Instruction A | Express the records, from the start through the line containing "search-field[interactable]: Q▾ départ", as a Markdown table with the columns Row and Line. Give each line a row number and leave out blank lines.

Document section |
# Streamlined Update



## islander_expat

So my documents were finally submitted for the streamlined process in January by my attorney. 3 years of income tax returns, 6 years of FBARs and the questionnaire. At the end of February my attorney said that it shows on the system that the IRS has processed the returns, but we can't say that we've been 100% successful until the IRS issues a letter stating that they're taking no further action.

Does anyone know how long they take to process and issue this letter? My Lawyer says that it could be anywhere from 2 months to 6 months.


And is it a good sign that they've processed the returns? I am categorized as low-risk by my attorney (under the FEIE, no dependents, no retirement or pension, i'm only 28, no refunds, very little unearned income)


----------



## BBCWatcher

Reportedly they may not even issue a letter. Yes, it's a good sign you're "in the system."

If you don't hear anything after, say, 6 months you can order a tax transcript from the IRS if you like. That's hard proof of filing. (And that'll probably pick up your 2013 filings, too, assuming you wait a little bit after you send that one in.)

The IRS always reserves the right to send you a letter, even sometime later. There's nothing special about that whether you're filing just this year's forms or several years. Don't lose sleep over this.


----------



## islander_expat

BBCWatcher said:


> Reportedly they may not even issue a letter. Yes, it's a good sign you're "in the system."
> 
> If you don't hear anything after, say, 6 months you can order a tax transcript from the IRS if you like. That's hard proof of filing. (And that'll probably pick up your 2013 filings, too, assuming you wait a little bit after you send that one in.)
> 
> The IRS always reserves the right to send you a letter, even sometime later. There's nothing special about that whether you're filing just this year's forms or several years. Don't lose sleep over this.




Great thanks for this BBC, i can always count on your realistic views.

I'm almost ready to file my 2013 as well, it's a bit of a task in this country for FBAR info, when you go to a bank and say "I need to get the highest balance maintained and the interest paid on all of my accounts" they watch you and wonder what the hell you need that for? They file your request for info as low priority and you have to wait about 2 months for the letters.


----------



## Bevdeforges

islander_expat said:


> Great thanks for this BBC, i can always count on your realistic views.

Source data
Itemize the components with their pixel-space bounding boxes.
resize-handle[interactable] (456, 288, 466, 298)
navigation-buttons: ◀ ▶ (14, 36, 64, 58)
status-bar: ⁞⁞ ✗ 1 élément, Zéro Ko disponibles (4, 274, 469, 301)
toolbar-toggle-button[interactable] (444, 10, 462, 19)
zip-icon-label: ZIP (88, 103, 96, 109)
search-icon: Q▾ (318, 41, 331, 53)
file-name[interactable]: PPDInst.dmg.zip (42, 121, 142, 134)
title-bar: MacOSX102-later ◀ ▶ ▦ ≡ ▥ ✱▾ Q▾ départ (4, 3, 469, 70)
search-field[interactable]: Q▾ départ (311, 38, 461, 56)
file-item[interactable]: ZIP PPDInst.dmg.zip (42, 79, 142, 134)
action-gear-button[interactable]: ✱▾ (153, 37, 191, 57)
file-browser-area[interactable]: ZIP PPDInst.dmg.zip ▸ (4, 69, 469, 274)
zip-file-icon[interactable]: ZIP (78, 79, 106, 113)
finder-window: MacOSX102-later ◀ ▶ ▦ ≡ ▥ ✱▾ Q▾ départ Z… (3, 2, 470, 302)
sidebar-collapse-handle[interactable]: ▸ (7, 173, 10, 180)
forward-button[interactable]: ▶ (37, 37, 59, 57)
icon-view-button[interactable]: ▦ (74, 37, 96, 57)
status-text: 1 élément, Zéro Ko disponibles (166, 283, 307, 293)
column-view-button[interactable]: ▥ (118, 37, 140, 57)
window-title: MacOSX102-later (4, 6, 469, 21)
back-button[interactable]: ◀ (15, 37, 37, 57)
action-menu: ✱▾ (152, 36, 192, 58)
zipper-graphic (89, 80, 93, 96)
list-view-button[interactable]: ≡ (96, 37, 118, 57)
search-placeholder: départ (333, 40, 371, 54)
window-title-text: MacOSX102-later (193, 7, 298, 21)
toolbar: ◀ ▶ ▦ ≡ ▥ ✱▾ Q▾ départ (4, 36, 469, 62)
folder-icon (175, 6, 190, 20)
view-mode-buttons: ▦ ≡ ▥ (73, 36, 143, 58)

Instruction B | Restate the streamlined-process thread from "So my documents" to "little unearned income)", changing "attorney" to "tax advisor".

Full output A |
| Row | Line |
|---|---|
| 1 | Itemize the components with their pixel-space bounding boxes. |
| 2 | resize-handle[interactable] (456, 288, 466, 298) |
| 3 | navigation-buttons: ◀ ▶ (14, 36, 64, 58) |
| 4 | status-bar: ⁞⁞ ✗ 1 élément, Zéro Ko disponibles (4, 274, 469, 301) |
| 5 | toolbar-toggle-button[interactable] (444, 10, 462, 19) |
| 6 | zip-icon-label: ZIP (88, 103, 96, 109) |
| 7 | search-icon: Q▾ (318, 41, 331, 53) |
| 8 | file-name[interactable]: PPDInst.dmg.zip (42, 121, 142, 134) |
| 9 | title-bar: MacOSX102-later ◀ ▶ ▦ ≡ ▥ ✱▾ Q▾ départ (4, 3, 469, 70) |
| 10 | search-field[interactable]: Q▾ départ (311, 38, 461, 56) |

Full output B |
So my documents were finally submitted for the streamlined process in January by my tax advisor. 3 years of income tax returns, 6 years of FBARs and the questionnaire. At the end of February my tax advisor said that it shows on the system that the IRS has processed the returns, but we can't say that we've been 100% successful until the IRS issues a letter stating that they're taking no further action.

Does anyone know how long they take to process and issue this letter? My Lawyer says that it could be anywhere from 2 months to 6 months.


And is it a good sign that they've processed the returns? I am categorized as low-risk by my tax advisor (under the FEIE, no dependents, no retirement or pension, i'm only 28, no refunds, very little unearned income)